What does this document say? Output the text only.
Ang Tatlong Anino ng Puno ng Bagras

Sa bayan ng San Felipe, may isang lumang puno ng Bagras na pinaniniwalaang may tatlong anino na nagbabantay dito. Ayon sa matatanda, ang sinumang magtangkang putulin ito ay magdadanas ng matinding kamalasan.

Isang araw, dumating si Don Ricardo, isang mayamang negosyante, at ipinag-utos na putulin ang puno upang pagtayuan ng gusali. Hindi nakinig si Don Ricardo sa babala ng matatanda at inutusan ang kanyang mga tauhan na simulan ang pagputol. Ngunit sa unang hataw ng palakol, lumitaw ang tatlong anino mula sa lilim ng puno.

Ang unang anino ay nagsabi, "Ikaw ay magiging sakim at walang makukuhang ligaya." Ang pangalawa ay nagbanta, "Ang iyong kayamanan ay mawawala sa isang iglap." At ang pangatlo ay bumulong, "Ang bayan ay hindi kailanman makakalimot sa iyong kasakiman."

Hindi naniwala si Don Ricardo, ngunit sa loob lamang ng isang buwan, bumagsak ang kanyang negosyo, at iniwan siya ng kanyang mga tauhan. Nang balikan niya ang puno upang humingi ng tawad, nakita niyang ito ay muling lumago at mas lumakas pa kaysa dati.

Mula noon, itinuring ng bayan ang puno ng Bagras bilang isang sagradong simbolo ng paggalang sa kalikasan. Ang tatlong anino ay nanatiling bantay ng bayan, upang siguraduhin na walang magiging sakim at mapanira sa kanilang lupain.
- - - - -
## Written problem
Check each line of the records for "unang" and copy the ones that contain it.

## The answer
Isang araw, dumating si Don Ricardo, isang mayamang negosyante, at ipinag-utos na putulin ang puno upang pagtayuan ng gusali. Hindi nakinig si Don Ricardo sa babala ng matatanda at inutusan ang kanyang mga tauhan na simulan ang pagputol. Ngunit sa unang hataw ng palakol, lumitaw ang tatlong anino mula sa lilim ng puno.
Ang unang anino ay nagsabi, "Ikaw ay magiging sakim at walang makukuhang ligaya." Ang pangalawa ay nagbanta, "Ang iyong kayamanan ay mawawala sa isang iglap." At ang pangatlo ay bumulong, "Ang bayan ay hindi kailanman makakalimot sa iyong kasakiman."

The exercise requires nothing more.